Extracted records:
-.-.-

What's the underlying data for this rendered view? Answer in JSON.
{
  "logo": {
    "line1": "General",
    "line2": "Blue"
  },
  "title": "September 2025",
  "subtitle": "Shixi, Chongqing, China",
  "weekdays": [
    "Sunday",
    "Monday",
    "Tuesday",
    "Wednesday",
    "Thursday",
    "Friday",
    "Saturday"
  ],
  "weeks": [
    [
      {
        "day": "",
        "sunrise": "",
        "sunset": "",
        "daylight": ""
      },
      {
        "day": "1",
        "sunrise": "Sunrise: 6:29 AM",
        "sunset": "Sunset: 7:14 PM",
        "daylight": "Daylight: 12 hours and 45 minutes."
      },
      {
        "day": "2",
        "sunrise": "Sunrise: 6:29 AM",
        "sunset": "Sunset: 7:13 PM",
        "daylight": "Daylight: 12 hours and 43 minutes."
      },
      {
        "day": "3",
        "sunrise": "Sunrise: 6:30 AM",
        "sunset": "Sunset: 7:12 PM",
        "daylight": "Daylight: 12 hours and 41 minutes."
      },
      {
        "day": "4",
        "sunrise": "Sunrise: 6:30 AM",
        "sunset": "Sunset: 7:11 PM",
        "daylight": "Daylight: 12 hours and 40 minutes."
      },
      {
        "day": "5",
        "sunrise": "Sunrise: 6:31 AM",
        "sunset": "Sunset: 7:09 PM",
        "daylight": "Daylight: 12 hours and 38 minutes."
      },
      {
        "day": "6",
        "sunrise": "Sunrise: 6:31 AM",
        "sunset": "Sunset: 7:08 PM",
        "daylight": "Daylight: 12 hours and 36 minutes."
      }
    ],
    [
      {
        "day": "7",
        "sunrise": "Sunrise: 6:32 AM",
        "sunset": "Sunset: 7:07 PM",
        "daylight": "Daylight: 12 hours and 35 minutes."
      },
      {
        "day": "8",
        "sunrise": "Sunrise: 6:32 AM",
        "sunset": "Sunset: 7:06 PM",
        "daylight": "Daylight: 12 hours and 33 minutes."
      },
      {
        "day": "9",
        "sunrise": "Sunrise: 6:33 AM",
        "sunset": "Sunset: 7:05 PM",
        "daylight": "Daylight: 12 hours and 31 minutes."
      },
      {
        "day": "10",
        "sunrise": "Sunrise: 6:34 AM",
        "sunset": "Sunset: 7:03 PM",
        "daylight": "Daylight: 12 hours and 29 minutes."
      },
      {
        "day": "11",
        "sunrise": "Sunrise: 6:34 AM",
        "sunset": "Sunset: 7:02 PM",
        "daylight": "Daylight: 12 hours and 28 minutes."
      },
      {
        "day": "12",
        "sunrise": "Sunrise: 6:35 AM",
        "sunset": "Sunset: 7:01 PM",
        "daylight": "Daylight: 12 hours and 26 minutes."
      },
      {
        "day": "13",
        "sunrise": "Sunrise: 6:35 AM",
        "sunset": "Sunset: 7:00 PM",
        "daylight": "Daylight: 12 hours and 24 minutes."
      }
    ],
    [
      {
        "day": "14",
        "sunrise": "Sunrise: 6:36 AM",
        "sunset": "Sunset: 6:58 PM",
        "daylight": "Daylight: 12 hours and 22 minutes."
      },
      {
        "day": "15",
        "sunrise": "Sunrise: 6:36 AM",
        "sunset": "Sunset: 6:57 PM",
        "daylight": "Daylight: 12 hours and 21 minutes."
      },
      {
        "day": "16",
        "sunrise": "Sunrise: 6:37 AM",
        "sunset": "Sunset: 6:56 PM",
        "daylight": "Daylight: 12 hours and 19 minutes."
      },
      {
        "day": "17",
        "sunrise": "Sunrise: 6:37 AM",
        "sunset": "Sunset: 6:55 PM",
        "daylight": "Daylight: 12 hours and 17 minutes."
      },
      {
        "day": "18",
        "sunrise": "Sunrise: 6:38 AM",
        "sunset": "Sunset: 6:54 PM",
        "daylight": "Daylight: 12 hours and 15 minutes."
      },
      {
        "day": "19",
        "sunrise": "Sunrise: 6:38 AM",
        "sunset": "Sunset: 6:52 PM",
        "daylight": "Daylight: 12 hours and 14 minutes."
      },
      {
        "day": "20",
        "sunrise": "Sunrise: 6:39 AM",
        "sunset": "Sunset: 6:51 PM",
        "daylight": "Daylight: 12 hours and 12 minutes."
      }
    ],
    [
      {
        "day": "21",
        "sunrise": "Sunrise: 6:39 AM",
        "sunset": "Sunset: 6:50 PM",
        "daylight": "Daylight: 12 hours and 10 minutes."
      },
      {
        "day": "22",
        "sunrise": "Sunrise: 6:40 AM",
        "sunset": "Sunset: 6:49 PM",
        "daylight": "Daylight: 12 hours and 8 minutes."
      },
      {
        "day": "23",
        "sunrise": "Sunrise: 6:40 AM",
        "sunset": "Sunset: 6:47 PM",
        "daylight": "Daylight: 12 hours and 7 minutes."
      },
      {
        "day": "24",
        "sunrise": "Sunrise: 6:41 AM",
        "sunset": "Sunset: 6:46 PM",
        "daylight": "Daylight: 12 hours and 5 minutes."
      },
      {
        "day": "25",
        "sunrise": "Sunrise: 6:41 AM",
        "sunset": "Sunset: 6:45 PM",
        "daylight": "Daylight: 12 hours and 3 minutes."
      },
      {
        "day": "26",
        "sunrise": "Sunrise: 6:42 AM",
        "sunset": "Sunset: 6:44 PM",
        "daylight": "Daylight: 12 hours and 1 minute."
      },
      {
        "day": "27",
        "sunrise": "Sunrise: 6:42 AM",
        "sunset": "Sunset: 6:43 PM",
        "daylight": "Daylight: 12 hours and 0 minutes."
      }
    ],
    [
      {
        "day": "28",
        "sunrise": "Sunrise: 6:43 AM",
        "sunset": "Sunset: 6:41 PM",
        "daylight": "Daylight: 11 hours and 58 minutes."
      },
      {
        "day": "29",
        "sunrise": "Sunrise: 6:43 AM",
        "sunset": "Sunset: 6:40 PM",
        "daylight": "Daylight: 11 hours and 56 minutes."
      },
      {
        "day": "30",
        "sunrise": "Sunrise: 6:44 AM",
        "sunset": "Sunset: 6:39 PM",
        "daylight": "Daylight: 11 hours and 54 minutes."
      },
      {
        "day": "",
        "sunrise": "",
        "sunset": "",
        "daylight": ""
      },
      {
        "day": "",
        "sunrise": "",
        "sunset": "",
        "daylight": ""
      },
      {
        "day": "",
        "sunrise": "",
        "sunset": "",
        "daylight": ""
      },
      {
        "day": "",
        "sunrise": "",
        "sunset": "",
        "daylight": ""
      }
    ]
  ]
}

-.-.-

Given exercise: Retype the whole listing, matching it exactly.

Exercise result:
What's the underlying data for this rendered view? Answer in JSON.
{
  "logo": {
    "line1": "General",
    "line2": "Blue"
  },
  "title": "September 2025",
  "subtitle": "Shixi, Chongqing, China",
  "weekdays": [
    "Sunday",
    "Monday",
    "Tuesday",
    "Wednesday",
    "Thursday",
    "Friday",
    "Saturday"
  ],
  "weeks": [
    [
      {
        "day": "",
        "sunrise": "",
        "sunset": "",
        "daylight": ""
      },
      {
        "day": "1",
        "sunrise": "Sunrise: 6:29 AM",
        "sunset": "Sunset: 7:14 PM",
        "daylight": "Daylight: 12 hours and 45 minutes."
      },
      {
        "day": "2",
        "sunrise": "Sunrise: 6:29 AM",
        "sunset": "Sunset: 7:13 PM",
        "daylight": "Daylight: 12 hours and 43 minutes."
      },
      {
        "day": "3",
        "sunrise": "Sunrise: 6:30 AM",
        "sunset": "Sunset: 7:12 PM",
        "daylight": "Daylight: 12 hours and 41 minutes."
      },
      {
        "day": "4",
        "sunrise": "Sunrise: 6:30 AM",
        "sunset": "Sunset: 7:11 PM",
        "daylight": "Daylight: 12 hours and 40 minutes."
      },
      {
        "day": "5",
        "sunrise": "Sunrise: 6:31 AM",
        "sunset": "Sunset: 7:09 PM",
        "daylight": "Daylight: 12 hours and 38 minutes."
      },
      {
        "day": "6",
        "sunrise": "Sunrise: 6:31 AM",
        "sunset": "Sunset: 7:08 PM",
        "daylight": "Daylight: 12 hours and 36 minutes."
      }
    ],
    [
      {
        "day": "7",
        "sunrise": "Sunrise: 6:32 AM",
        "sunset": "Sunset: 7:07 PM",
        "daylight": "Daylight: 12 hours and 35 minutes."
      },
      {
        "day": "8",
        "sunrise": "Sunrise: 6:32 AM",
        "sunset": "Sunset: 7:06 PM",
        "daylight": "Daylight: 12 hours and 33 minutes."
      },
      {
        "day": "9",
        "sunrise": "Sunrise: 6:33 AM",
        "sunset": "Sunset: 7:05 PM",
        "daylight": "Daylight: 12 hours and 31 minutes."
      },
      {
        "day": "10",
        "sunrise": "Sunrise: 6:34 AM",
        "sunset": "Sunset: 7:03 PM",
        "daylight": "Daylight: 12 hours and 29 minutes."
      },
      {
        "day": "11",
        "sunrise": "Sunrise: 6:34 AM",
        "sunset": "Sunset: 7:02 PM",
        "daylight": "Daylight: 12 hours and 28 minutes."
      },
      {
        "day": "12",
        "sunrise": "Sunrise: 6:35 AM",
        "sunset": "Sunset: 7:01 PM",
        "daylight": "Daylight: 12 hours and 26 minutes."
      },
      {
        "day": "13",
        "sunrise": "Sunrise: 6:35 AM",
        "sunset": "Sunset: 7:00 PM",
        "daylight": "Daylight: 12 hours and 24 minutes."
      }
    ],
    [
      {
        "day": "14",
        "sunrise": "Sunrise: 6:36 AM",
        "sunset": "Sunset: 6:58 PM",
        "daylight": "Daylight: 12 hours and 22 minutes."
      },
      {
        "day": "15",
        "sunrise": "Sunrise: 6:36 AM",
        "sunset": "Sunset: 6:57 PM",
        "daylight": "Daylight: 12 hours and 21 minutes."
      },
      {
        "day": "16",
        "sunrise": "Sunrise: 6:37 AM",
        "sunset": "Sunset: 6:56 PM",
        "daylight": "Daylight: 12 hours and 19 minutes."
      },
      {
        "day": "17",
        "sunrise": "Sunrise: 6:37 AM",
        "sunset": "Sunset: 6:55 PM",
        "daylight": "Daylight: 12 hours and 17 minutes."
      },
      {
        "day": "18",
        "sunrise": "Sunrise: 6:38 AM",
        "sunset": "Sunset: 6:54 PM",
        "daylight": "Daylight: 12 hours and 15 minutes."
      },
      {
        "day": "19",
        "sunrise": "Sunrise: 6:38 AM",
        "sunset": "Sunset: 6:52 PM",
        "daylight": "Daylight: 12 hours and 14 minutes."
      },
      {
        "day": "20",
        "sunrise": "Sunrise: 6:39 AM",
        "sunset": "Sunset: 6:51 PM",
        "daylight": "Daylight: 12 hours and 12 minutes."
      }
    ],
    [
      {
        "day": "21",
        "sunrise": "Sunrise: 6:39 AM",
        "sunset": "Sunset: 6:50 PM",
        "daylight": "Daylight: 12 hours and 10 minutes."
      },
      {
        "day": "22",
        "sunrise": "Sunrise: 6:40 AM",
        "sunset": "Sunset: 6:49 PM",
        "daylight": "Daylight: 12 hours and 8 minutes."
      },
      {
        "day": "23",
        "sunrise": "Sunrise: 6:40 AM",
        "sunset": "Sunset: 6:47 PM",
        "daylight": "Daylight: 12 hours and 7 minutes."
      },
      {
        "day": "24",
        "sunrise": "Sunrise: 6:41 AM",
        "sunset": "Sunset: 6:46 PM",
        "daylight": "Daylight: 12 hours and 5 minutes."
      },
      {
        "day": "25",
        "sunrise": "Sunrise: 6:41 AM",
        "sunset": "Sunset: 6:45 PM",
        "daylight": "Daylight: 12 hours and 3 minutes."
      },
      {
        "day": "26",
        "sunrise": "Sunrise: 6:42 AM",
        "sunset": "Sunset: 6:44 PM",
        "daylight": "Daylight: 12 hours and 1 minute."
      },
      {
        "day": "27",
        "sunrise": "Sunrise: 6:42 AM",
        "sunset": "Sunset: 6:43 PM",
        "daylight": "Daylight: 12 hours and 0 minutes."
      }
    ],
    [
      {
        "day": "28",
        "sunrise": "Sunrise: 6:43 AM",
        "sunset": "Sunset: 6:41 PM",
        "daylight": "Daylight: 11 hours and 58 minutes."
      },
      {
        "day": "29",
        "sunrise": "Sunrise: 6:43 AM",
        "sunset": "Sunset: 6:40 PM",
        "daylight": "Daylight: 11 hours and 56 minutes."
      },
      {
        "day": "30",
        "sunrise": "Sunrise: 6:44 AM",
        "sunset": "Sunset: 6:39 PM",
        "daylight": "Daylight: 11 hours and 54 minutes."
      },
      {
        "day": "",
        "sunrise": "",
        "sunset": "",
        "daylight": ""
      },
      {
        "day": "",
        "sunrise": "",
        "sunset": "",
        "daylight": ""
      },
      {
        "day": "",
        "sunrise": "",
        "sunset": "",
        "daylight": ""
      },
      {
        "day": "",
        "sunrise": "",
        "sunset": "",
        "daylight": ""
      }
    ]
  ]
}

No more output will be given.